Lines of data
-- Begin --
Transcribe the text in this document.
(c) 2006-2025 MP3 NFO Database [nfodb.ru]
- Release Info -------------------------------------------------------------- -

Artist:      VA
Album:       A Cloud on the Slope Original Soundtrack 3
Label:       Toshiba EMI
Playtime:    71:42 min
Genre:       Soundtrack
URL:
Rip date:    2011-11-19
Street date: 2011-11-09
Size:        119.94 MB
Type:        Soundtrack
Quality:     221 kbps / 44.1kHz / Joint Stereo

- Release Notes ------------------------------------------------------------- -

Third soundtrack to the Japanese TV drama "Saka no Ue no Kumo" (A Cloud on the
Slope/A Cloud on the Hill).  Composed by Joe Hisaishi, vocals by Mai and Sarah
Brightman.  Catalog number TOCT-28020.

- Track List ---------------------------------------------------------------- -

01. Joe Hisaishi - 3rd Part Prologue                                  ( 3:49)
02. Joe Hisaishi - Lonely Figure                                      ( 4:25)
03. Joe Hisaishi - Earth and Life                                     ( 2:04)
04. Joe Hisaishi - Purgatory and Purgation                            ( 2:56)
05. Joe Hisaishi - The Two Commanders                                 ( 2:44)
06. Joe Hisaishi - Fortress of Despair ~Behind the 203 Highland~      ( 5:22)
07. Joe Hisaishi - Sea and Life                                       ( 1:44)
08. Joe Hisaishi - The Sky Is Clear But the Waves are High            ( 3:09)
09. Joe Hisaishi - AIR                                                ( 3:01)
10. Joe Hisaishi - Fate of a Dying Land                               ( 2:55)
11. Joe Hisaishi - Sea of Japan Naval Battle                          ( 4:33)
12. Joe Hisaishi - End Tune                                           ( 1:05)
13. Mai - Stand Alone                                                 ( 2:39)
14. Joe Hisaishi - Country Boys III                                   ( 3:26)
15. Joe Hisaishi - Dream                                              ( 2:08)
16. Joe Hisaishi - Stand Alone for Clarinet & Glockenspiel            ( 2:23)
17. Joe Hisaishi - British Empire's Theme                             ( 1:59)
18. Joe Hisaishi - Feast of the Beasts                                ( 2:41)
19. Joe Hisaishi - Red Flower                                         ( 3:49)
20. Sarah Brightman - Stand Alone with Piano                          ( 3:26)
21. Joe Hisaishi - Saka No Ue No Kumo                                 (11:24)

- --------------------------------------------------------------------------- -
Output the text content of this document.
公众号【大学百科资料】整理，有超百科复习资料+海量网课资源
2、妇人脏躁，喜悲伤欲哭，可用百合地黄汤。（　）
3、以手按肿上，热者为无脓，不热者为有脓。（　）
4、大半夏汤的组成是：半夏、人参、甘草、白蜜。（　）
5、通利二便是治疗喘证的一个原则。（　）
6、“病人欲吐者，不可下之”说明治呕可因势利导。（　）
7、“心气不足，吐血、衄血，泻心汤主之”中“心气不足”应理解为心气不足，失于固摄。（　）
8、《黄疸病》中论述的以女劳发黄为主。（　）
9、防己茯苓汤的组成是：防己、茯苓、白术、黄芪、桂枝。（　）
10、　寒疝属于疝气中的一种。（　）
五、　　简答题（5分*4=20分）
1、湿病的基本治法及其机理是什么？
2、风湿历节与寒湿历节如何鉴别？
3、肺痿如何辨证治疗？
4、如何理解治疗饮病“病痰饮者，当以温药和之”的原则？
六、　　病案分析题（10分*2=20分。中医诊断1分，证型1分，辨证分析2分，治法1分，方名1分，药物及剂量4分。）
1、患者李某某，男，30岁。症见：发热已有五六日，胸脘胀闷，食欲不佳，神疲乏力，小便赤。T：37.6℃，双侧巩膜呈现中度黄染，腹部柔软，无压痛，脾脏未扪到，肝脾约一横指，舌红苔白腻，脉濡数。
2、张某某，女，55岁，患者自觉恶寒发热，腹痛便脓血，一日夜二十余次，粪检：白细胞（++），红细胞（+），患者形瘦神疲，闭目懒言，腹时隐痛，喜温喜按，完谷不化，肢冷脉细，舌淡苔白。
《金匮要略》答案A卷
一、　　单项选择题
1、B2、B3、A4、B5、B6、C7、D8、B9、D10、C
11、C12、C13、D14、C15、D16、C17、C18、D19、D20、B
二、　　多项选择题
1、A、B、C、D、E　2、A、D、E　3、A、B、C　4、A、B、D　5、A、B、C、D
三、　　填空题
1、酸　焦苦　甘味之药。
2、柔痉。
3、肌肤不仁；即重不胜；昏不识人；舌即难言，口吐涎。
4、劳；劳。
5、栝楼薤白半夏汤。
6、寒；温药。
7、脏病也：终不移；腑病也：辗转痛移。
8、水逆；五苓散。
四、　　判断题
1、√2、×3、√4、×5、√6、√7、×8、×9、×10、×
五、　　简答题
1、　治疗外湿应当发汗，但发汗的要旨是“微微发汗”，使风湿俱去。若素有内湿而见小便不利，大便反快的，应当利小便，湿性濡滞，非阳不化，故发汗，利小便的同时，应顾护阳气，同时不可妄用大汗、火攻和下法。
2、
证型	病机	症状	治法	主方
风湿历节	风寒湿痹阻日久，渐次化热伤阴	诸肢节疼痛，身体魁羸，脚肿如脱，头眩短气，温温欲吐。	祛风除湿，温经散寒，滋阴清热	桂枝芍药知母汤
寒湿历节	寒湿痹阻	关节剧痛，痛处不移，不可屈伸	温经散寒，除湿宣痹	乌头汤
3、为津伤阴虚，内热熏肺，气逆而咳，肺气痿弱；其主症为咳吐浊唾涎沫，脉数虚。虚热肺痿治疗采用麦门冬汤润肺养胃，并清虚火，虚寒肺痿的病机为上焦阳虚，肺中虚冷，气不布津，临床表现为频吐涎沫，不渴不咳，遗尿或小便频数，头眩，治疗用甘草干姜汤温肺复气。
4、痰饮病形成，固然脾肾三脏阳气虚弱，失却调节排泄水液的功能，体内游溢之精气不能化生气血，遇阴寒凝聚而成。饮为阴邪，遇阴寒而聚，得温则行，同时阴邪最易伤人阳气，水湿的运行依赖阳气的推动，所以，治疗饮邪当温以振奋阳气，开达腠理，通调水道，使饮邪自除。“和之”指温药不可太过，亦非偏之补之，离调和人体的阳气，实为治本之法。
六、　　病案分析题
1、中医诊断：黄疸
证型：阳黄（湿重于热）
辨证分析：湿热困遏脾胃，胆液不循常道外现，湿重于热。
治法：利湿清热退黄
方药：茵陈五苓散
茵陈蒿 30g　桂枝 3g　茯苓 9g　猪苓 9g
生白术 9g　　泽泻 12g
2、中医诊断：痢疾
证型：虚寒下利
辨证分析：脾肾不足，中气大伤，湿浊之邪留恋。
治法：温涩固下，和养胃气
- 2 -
-- End --
Required work:
Show every line that contains the word "温经散寒".

Solved problem:
风湿历节	风寒湿痹阻日久，渐次化热伤阴	诸肢节疼痛，身体魁羸，脚肿如脱，头眩短气，温温欲吐。	祛风除湿，温经散寒，滋阴清热	桂枝芍药知母汤
寒湿历节	寒湿痹阻	关节剧痛，痛处不移，不可屈伸	温经散寒，除湿宣痹	乌头汤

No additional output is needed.